Directions: Every record below should be transcribed exactly. Omit the images.

Data supplied:
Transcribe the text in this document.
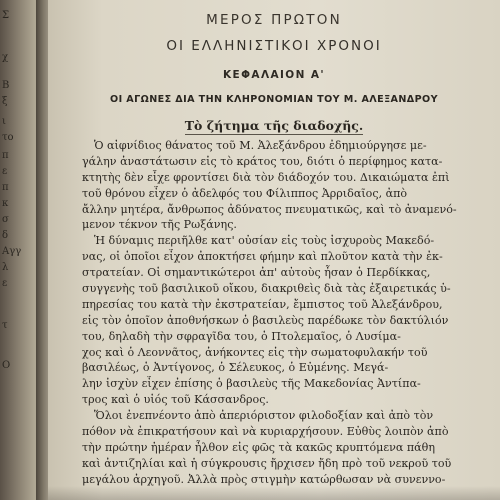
Σ
χ
Β
ξ
ι
το
π
ε
π
κ
σ
δ
Αγγ
λ
ε
τ
Ο
ΜΕΡΟΣ ΠΡΩΤΟΝ
ΟΙ ΕΛΛΗΝΙΣΤΙΚΟΙ ΧΡΟΝΟΙ
ΚΕΦΑΛΑΙΟΝ Α'
ΟΙ ΑΓΩΝΕΣ ΔΙΑ ΤΗΝ ΚΛΗΡΟΝΟΜΙΑΝ ΤΟΥ Μ. ΑΛΕΞΑΝΔΡΟΥ
Τὸ ζήτημα τῆς διαδοχῆς.
Ὁ αἰφνίδιος θάνατος τοῦ Μ. Ἀλεξάνδρου ἐδημιούργησε με-
γάλην ἀναστάτωσιν εἰς τὸ κράτος του, διότι ὁ περίφημος κατα-
κτητὴς δὲν εἶχε φροντίσει διὰ τὸν διάδοχόν του. Δικαιώματα ἐπὶ
τοῦ θρόνου εἶχεν ὁ ἀδελφός του Φίλιππος Ἀρριδαῖος, ἀπὸ
ἄλλην μητέρα, ἄνθρωπος ἀδύνατος πνευματικῶς, καὶ τὸ ἀναμενό-
μενον τέκνον τῆς Ρωξάνης.
Ἡ δύναμις περιῆλθε κατ' οὐσίαν εἰς τοὺς ἰσχυροὺς Μακεδό-
νας, οἱ ὁποῖοι εἶχον ἀποκτήσει φήμην καὶ πλοῦτον κατὰ τὴν ἐκ-
στρατείαν. Οἱ σημαντικώτεροι ἀπ' αὐτοὺς ἦσαν ὁ Περδίκκας,
συγγενὴς τοῦ βασιλικοῦ οἴκου, διακριθεὶς διὰ τὰς ἐξαιρετικάς ὑ-
πηρεσίας του κατὰ τὴν ἐκστρατείαν, ἔμπιστος τοῦ Ἀλεξάνδρου,
εἰς τὸν ὁποῖον ἀποθνήσκων ὁ βασιλεὺς παρέδωκε τὸν δακτύλιόν
του, δηλαδὴ τὴν σφραγῖδα του, ὁ Πτολεμαῖος, ὁ Λυσίμα-
χος καὶ ὁ Λεοννᾶτος, ἀνήκοντες εἰς τὴν σωματοφυλακήν τοῦ
βασιλέως, ὁ Ἀντίγονος, ὁ Σέλευκος, ὁ Εὐμένης. Μεγά-
λην ἰσχὺν εἶχεν ἐπίσης ὁ βασιλεὺς τῆς Μακεδονίας Ἀντίπα-
τρος καὶ ὁ υἱός τοῦ Κάσσανδρος.
Ὅλοι ἐνεπνέοντο ἀπὸ ἀπεριόριστον φιλοδοξίαν καὶ ἀπὸ τὸν
πόθον νὰ ἐπικρατήσουν καὶ νὰ κυριαρχήσουν. Εὐθὺς λοιπὸν ἀπὸ
τὴν πρώτην ἡμέραν ἦλθον εἰς φῶς τὰ κακῶς κρυπτόμενα πάθη
καὶ ἀντιζηλίαι καὶ ἡ σύγκρουσις ἤρχισεν ἤδη πρὸ τοῦ νεκροῦ τοῦ
μεγάλου ἀρχηγοῦ. Ἀλλὰ πρὸς στιγμὴν κατώρθωσαν νὰ συνεννο-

Result of this task:
Transcribe the text in this document.
Σ
χ
Β
ξ
ι
το
π
ε
π
κ
σ
δ
Αγγ
λ
ε
τ
Ο
ΜΕΡΟΣ ΠΡΩΤΟΝ
ΟΙ ΕΛΛΗΝΙΣΤΙΚΟΙ ΧΡΟΝΟΙ
ΚΕΦΑΛΑΙΟΝ Α'
ΟΙ ΑΓΩΝΕΣ ΔΙΑ ΤΗΝ ΚΛΗΡΟΝΟΜΙΑΝ ΤΟΥ Μ. ΑΛΕΞΑΝΔΡΟΥ
Τὸ ζήτημα τῆς διαδοχῆς.
Ὁ αἰφνίδιος θάνατος τοῦ Μ. Ἀλεξάνδρου ἐδημιούργησε με-
γάλην ἀναστάτωσιν εἰς τὸ κράτος του, διότι ὁ περίφημος κατα-
κτητὴς δὲν εἶχε φροντίσει διὰ τὸν διάδοχόν του. Δικαιώματα ἐπὶ
τοῦ θρόνου εἶχεν ὁ ἀδελφός του Φίλιππος Ἀρριδαῖος, ἀπὸ
ἄλλην μητέρα, ἄνθρωπος ἀδύνατος πνευματικῶς, καὶ τὸ ἀναμενό-
μενον τέκνον τῆς Ρωξάνης.
Ἡ δύναμις περιῆλθε κατ' οὐσίαν εἰς τοὺς ἰσχυροὺς Μακεδό-
νας, οἱ ὁποῖοι εἶχον ἀποκτήσει φήμην καὶ πλοῦτον κατὰ τὴν ἐκ-
στρατείαν. Οἱ σημαντικώτεροι ἀπ' αὐτοὺς ἦσαν ὁ Περδίκκας,
συγγενὴς τοῦ βασιλικοῦ οἴκου, διακριθεὶς διὰ τὰς ἐξαιρετικάς ὑ-
πηρεσίας του κατὰ τὴν ἐκστρατείαν, ἔμπιστος τοῦ Ἀλεξάνδρου,
εἰς τὸν ὁποῖον ἀποθνήσκων ὁ βασιλεὺς παρέδωκε τὸν δακτύλιόν
του, δηλαδὴ τὴν σφραγῖδα του, ὁ Πτολεμαῖος, ὁ Λυσίμα-
χος καὶ ὁ Λεοννᾶτος, ἀνήκοντες εἰς τὴν σωματοφυλακήν τοῦ
βασιλέως, ὁ Ἀντίγονος, ὁ Σέλευκος, ὁ Εὐμένης. Μεγά-
λην ἰσχὺν εἶχεν ἐπίσης ὁ βασιλεὺς τῆς Μακεδονίας Ἀντίπα-
τρος καὶ ὁ υἱός τοῦ Κάσσανδρος.
Ὅλοι ἐνεπνέοντο ἀπὸ ἀπεριόριστον φιλοδοξίαν καὶ ἀπὸ τὸν
πόθον νὰ ἐπικρατήσουν καὶ νὰ κυριαρχήσουν. Εὐθὺς λοιπὸν ἀπὸ
τὴν πρώτην ἡμέραν ἦλθον εἰς φῶς τὰ κακῶς κρυπτόμενα πάθη
καὶ ἀντιζηλίαι καὶ ἡ σύγκρουσις ἤρχισεν ἤδη πρὸ τοῦ νεκροῦ τοῦ
μεγάλου ἀρχηγοῦ. Ἀλλὰ πρὸς στιγμὴν κατώρθωσαν νὰ συνεννο-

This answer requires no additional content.